- [Quoted text]:
## Begin

3.5 billion people use a smartphone worldwide, whilst the US population check their phones an average of 80 times each day. And whilst it varies, research reveals the majority of us spend almost 4 hours on our phones every day – one-quarter of our waking lives. Reflecting on these shocking stats, it may seem as though our smartphone habits are a result of human wiring; an inherent craving for social interaction, or maybe a lack of discipline. And whilst these factors can’t be ignored, there’s more to smartphone addiction than first meets the eye.
Smartphone interface designers employ “behavioural design” - a host of features and techniques that ensure our smartphones are pleasurable to look at, engage with, and hold. The urge to reach for our devices during meals, conversations, and on waking waking up, is partly thanks to the pull of their slick appearance and polished glow. Silicon Valley tech insider and designer Aza Raskin explains, "Behind every screen on your phone, there are generally a thousand engineers that have worked… to try to make it maximally addicting". From a business perspective, the design of features intended to prolong our app usage is far from surprising: when we visit apps regularly, consistently, and for significant chunks of time, more revenue from advertising flows into the pockets of tech companies.
Sean Parker, Facebook's founding president, publicly announced that the company had set out to consume as much user time as possible, and that it was "exploiting a vulnerability in human psychology". So, to a large degree, once we’ve clicked on an app it is the platform designers who take control. We want to explore the mechanisms behind the smartphone features designed to prolong our phone usage and fuel addiction.
It’s no coincidence that the colour red is used widely throughout the tech industry to drive people to engage via notifications. Facebook’s former platforms operations manager Sandy Parakilas explains that the red colour of the notification badges on social media apps is a trigger colour used to signal importance. Not only is it the most vivid colour for ocular perception, but it lights up areas of the brain that other colours do not. This is backed by science: research dating back to 1974 revealed that the colour red triggers a greater galvanic skin response (changes in sweat gland activity) usually caused by some form of stress, than the colours blue or yellow. Micheal Wagner, an information architect explains that long before the dawn of iPhones and notification design, it was culturally acknowledged that the colour red signals importance and immediacy (warning signs, traffic lights, fire, and blood). Wagner notes that the use of red as a notification badge is ingenious since “we are already conditioned to pay attention to red signals as items that require our attention”.

## End

- [Supplied material]:
## Begin

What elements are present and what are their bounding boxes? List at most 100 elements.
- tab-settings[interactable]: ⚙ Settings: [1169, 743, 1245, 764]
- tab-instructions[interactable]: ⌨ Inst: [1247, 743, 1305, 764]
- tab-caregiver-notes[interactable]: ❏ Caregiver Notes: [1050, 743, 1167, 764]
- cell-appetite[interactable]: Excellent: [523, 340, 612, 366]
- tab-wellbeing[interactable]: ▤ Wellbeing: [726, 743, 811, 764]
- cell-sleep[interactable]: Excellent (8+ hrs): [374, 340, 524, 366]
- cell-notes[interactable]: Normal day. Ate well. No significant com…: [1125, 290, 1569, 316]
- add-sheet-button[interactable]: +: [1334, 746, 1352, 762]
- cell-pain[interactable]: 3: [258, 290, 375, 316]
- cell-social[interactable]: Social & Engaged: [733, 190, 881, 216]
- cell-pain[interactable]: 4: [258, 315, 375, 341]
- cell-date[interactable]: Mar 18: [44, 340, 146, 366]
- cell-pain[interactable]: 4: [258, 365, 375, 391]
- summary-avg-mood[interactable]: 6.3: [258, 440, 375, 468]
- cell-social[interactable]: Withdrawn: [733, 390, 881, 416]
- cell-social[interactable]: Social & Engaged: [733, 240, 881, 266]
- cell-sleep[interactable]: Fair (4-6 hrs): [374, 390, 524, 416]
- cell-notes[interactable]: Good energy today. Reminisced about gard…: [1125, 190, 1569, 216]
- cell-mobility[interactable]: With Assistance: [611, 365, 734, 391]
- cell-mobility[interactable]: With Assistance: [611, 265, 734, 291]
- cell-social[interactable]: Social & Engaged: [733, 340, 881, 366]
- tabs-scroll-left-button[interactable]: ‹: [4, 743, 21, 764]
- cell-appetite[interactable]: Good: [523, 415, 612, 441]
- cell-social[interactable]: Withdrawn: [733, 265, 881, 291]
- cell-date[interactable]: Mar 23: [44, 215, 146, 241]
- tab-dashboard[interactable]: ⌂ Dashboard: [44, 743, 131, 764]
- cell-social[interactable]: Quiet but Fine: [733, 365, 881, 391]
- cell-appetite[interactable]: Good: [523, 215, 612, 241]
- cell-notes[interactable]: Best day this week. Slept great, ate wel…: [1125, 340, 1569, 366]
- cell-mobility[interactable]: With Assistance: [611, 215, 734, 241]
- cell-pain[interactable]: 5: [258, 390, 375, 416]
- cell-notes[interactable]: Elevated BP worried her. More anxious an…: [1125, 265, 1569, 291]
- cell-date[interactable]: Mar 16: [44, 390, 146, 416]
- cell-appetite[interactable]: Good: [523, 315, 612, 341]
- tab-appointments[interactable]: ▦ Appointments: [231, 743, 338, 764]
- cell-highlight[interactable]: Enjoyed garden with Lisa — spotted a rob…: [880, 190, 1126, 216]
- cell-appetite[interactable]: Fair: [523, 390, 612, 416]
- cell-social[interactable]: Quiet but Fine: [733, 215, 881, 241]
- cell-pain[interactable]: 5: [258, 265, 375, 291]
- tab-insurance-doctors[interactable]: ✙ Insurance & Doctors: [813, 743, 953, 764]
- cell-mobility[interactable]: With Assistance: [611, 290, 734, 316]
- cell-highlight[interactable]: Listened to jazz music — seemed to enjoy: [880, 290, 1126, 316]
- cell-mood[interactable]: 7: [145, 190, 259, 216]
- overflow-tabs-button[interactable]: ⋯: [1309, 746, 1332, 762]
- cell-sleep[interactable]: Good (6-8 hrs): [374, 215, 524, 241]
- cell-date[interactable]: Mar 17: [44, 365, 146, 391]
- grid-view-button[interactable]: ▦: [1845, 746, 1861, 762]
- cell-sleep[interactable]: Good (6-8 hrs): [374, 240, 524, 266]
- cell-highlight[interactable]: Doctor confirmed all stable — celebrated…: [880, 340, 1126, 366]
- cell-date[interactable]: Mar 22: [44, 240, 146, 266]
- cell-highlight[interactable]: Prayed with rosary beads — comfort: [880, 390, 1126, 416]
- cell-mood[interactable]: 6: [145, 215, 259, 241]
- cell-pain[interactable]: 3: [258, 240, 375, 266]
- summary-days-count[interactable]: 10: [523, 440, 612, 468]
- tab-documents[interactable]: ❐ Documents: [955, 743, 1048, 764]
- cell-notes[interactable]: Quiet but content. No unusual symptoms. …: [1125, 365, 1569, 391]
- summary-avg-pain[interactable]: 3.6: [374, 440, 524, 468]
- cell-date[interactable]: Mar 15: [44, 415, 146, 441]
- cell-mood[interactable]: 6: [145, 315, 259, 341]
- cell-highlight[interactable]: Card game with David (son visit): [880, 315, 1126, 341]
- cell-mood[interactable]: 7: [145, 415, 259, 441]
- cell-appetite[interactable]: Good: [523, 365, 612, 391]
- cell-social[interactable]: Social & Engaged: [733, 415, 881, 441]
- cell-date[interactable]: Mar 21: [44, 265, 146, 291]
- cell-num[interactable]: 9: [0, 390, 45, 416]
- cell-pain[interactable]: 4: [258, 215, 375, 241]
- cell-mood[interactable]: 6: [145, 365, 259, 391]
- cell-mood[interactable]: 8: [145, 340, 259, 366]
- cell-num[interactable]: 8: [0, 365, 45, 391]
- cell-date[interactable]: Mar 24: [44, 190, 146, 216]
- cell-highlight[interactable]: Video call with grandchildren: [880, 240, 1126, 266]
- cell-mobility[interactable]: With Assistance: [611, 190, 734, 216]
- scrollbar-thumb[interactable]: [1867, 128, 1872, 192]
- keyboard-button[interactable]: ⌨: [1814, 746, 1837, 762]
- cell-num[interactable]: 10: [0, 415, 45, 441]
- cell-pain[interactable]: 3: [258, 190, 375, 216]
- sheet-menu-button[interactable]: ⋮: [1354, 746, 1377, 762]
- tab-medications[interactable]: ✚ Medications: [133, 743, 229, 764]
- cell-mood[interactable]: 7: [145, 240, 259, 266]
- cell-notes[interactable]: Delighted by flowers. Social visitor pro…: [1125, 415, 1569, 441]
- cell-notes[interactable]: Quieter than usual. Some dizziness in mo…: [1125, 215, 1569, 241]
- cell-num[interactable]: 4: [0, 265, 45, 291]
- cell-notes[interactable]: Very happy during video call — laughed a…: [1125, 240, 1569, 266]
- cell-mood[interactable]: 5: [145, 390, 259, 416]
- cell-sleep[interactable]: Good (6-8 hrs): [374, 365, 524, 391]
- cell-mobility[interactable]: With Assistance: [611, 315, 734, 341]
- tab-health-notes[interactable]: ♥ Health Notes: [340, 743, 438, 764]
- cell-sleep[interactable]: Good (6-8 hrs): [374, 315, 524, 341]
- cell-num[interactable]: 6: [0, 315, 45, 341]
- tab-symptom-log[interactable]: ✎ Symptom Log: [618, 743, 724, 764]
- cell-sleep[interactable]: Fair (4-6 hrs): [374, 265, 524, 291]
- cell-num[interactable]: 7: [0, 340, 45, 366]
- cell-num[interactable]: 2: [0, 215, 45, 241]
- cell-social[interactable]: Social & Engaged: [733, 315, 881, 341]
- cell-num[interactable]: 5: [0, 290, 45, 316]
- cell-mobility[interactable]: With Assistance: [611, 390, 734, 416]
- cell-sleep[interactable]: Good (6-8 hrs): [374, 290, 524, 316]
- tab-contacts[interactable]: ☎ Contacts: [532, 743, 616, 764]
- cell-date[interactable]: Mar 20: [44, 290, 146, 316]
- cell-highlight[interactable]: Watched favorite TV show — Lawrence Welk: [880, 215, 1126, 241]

## End

- [Written tasks]:
**A)** According to the smartphone addiction text, what did research from 1974 find the color red triggers?
**B)** Pick up the smartphone addiction text after its final sentence and keep it going.
The records play no role here.

- [Answers in order]:
**A)** A greater galvanic skin response than the colors blue or yellow.

**B)**
In 2006, Aza Raskin designed the endless scroll feature we are accustomed to using on Instagram, Twitter, Facebook, Tiktok and a host of other social media apps. Before this invention, social media users would have to click to the next page to access more content, but now, the page never ends, subtly encouraging us to scroll endlessly. Raskin was one of many designers driven to create addictive app features by the business models of the tech giants companies that employed them. Its appeal is obvious: infinite, endless scrolling drives users to subconsciously scroll through massive chunks of content, without effortful clicks or taps, and with no finish line in sight. This trance-like, endless scrolling is a big win for apps that are designed to be immersive, as it sends users into a state of ‘flow’. In their most general sense, flow states increase productivity and focus, whilst distorting our sense of time (making minutes and hours feel like seconds). This sense of total immersion, to the extent of forgetting about time and space whilst using an app, is exactly what app developers set out to achieve.
And streaming sites like YouTube and Netflix employ similar techniques: as soon as one video ends, another video begins streaming automatically. Viewers get more and more absorbed, which makes it hard to stop watching. Raskin explains that the ‘endless scroll’ feature mimics the famous ‘infinite soup bowl’ experiment, in which if a bowl of soup automatically refills itself unbeknownst to the eater, people tend to eat significantly more, due to the absence of any stopping cues (an empty bowl). Similarly, the endless scroll feature deprives users of any stopping cues, and doesn’t give our minds time to catch up with our impulses. The average Brit scrolls through their smartphone at a pace of 5.149 miles per year. This equates to 22.7 meters (!) per day per person. Collectively (and perhaps most shockingly), the population of the UK is scrolling 210 millions miles each year. In hindsight, Raskin admitted feeling guilty that the sheer power of the design features he helped to create have triggered widespread social media addiction.
Whilst the fact that the apps we know and love employ design features to hook us without our knowing might come as an alarming surprise, Silicon Valley insiders and tech giants have begun to take steps in the right direction. Ex-Google designer Tristan Harris sparked the ‘Time Well Spent’ movement in 2013, which advocates for tech companies to avoid social media features that contribute to device addiction. In early 2018, Mark Zuckerberg announced plans to make large-scale changes to Facebook, under the ‘Time Well Spent’ motto, intending to shift the focus from the mere length of time spent on the app to the quality of the time spent there. Instagram also introduced a feature in its timeline to notify users when they've seen all the posts in their feed, somewhat counteracting the effect of the all-immersive endless scroll. Building on this, Harris and Raskin founded the Centre for Humane Technology, a non-profit organisation that encourages tech giants to respect users' time, and to create platforms that achieve more than just maximizing app usage to sell advertising.
This article was brought to you by Dig Detox. Our mission is to help people use technology safely because we believe health is your most valuable asset. Please visit www.digdetox.com for more articles, research and information about the movement.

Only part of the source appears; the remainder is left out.